## start Data in this exercise
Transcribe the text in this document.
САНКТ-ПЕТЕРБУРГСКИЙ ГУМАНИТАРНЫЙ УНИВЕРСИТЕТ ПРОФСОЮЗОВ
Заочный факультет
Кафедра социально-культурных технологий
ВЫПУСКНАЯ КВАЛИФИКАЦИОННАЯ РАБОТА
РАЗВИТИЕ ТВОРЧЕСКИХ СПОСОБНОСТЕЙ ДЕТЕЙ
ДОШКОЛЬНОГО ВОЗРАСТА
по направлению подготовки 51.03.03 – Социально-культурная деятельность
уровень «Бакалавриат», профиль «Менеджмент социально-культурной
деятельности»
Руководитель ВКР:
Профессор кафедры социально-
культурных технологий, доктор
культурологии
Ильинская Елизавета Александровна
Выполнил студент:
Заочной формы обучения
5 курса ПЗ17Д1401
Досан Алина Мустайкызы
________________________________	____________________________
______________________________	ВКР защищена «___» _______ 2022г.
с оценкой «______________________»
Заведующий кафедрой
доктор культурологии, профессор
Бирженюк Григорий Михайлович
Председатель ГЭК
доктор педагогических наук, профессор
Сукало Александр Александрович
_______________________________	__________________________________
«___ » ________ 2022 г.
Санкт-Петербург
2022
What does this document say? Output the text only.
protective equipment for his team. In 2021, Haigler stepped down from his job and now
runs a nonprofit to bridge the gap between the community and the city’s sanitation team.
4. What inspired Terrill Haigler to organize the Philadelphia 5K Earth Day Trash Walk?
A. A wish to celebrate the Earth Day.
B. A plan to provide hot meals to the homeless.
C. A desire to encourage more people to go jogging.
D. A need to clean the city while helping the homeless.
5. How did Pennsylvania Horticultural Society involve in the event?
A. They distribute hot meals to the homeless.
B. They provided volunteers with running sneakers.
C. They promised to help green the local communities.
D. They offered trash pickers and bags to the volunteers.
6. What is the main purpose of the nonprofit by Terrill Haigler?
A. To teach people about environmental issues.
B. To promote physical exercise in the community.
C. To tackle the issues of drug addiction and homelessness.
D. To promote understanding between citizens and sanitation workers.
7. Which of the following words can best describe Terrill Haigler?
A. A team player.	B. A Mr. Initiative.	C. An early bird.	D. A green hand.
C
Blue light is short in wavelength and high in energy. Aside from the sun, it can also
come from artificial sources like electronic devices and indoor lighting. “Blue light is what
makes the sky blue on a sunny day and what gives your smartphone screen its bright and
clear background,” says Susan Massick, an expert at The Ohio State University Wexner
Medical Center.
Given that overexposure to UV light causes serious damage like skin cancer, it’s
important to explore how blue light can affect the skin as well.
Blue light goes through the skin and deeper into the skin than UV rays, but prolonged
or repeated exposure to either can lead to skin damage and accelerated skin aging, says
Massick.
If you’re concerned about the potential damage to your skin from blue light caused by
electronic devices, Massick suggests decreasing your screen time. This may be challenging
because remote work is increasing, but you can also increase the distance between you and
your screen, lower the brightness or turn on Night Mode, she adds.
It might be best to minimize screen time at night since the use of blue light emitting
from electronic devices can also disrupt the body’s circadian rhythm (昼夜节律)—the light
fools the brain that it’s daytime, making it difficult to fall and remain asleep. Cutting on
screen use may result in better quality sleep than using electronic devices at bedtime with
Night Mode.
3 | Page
## end Data in this exercise
- **Aim**: Word for word, extract all the records.

- **Written answer**:
Transcribe the text in this document.
САНКТ-ПЕТЕРБУРГСКИЙ ГУМАНИТАРНЫЙ УНИВЕРСИТЕТ ПРОФСОЮЗОВ
Заочный факультет
Кафедра социально-культурных технологий
ВЫПУСКНАЯ КВАЛИФИКАЦИОННАЯ РАБОТА
РАЗВИТИЕ ТВОРЧЕСКИХ СПОСОБНОСТЕЙ ДЕТЕЙ
ДОШКОЛЬНОГО ВОЗРАСТА
по направлению подготовки 51.03.03 – Социально-культурная деятельность
уровень «Бакалавриат», профиль «Менеджмент социально-культурной
деятельности»
Руководитель ВКР:
Профессор кафедры социально-
культурных технологий, доктор
культурологии
Ильинская Елизавета Александровна
Выполнил студент:
Заочной формы обучения
5 курса ПЗ17Д1401
Досан Алина Мустайкызы
________________________________	____________________________
______________________________	ВКР защищена «___» _______ 2022г.
с оценкой «______________________»
Заведующий кафедрой
доктор культурологии, профессор
Бирженюк Григорий Михайлович
Председатель ГЭК
доктор педагогических наук, профессор
Сукало Александр Александрович
_______________________________	__________________________________
«___ » ________ 2022 г.
Санкт-Петербург
2022
What does this document say? Output the text only.
protective equipment for his team. In 2021, Haigler stepped down from his job and now
runs a nonprofit to bridge the gap between the community and the city’s sanitation team.
4. What inspired Terrill Haigler to organize the Philadelphia 5K Earth Day Trash Walk?
A. A wish to celebrate the Earth Day.
B. A plan to provide hot meals to the homeless.
C. A desire to encourage more people to go jogging.
D. A need to clean the city while helping the homeless.
5. How did Pennsylvania Horticultural Society involve in the event?
A. They distribute hot meals to the homeless.
B. They provided volunteers with running sneakers.
C. They promised to help green the local communities.
D. They offered trash pickers and bags to the volunteers.
6. What is the main purpose of the nonprofit by Terrill Haigler?
A. To teach people about environmental issues.
B. To promote physical exercise in the community.
C. To tackle the issues of drug addiction and homelessness.
D. To promote understanding between citizens and sanitation workers.
7. Which of the following words can best describe Terrill Haigler?
A. A team player.	B. A Mr. Initiative.	C. An early bird.	D. A green hand.
C
Blue light is short in wavelength and high in energy. Aside from the sun, it can also
come from artificial sources like electronic devices and indoor lighting. “Blue light is what
makes the sky blue on a sunny day and what gives your smartphone screen its bright and
clear background,” says Susan Massick, an expert at The Ohio State University Wexner
Medical Center.
Given that overexposure to UV light causes serious damage like skin cancer, it’s
important to explore how blue light can affect the skin as well.
Blue light goes through the skin and deeper into the skin than UV rays, but prolonged
or repeated exposure to either can lead to skin damage and accelerated skin aging, says
Massick.
If you’re concerned about the potential damage to your skin from blue light caused by
electronic devices, Massick suggests decreasing your screen time. This may be challenging
because remote work is increasing, but you can also increase the distance between you and
your screen, lower the brightness or turn on Night Mode, she adds.
It might be best to minimize screen time at night since the use of blue light emitting
from electronic devices can also disrupt the body’s circadian rhythm (昼夜节律)—the light
fools the brain that it’s daytime, making it difficult to fall and remain asleep. Cutting on
screen use may result in better quality sleep than using electronic devices at bedtime with
Night Mode.
3 | Page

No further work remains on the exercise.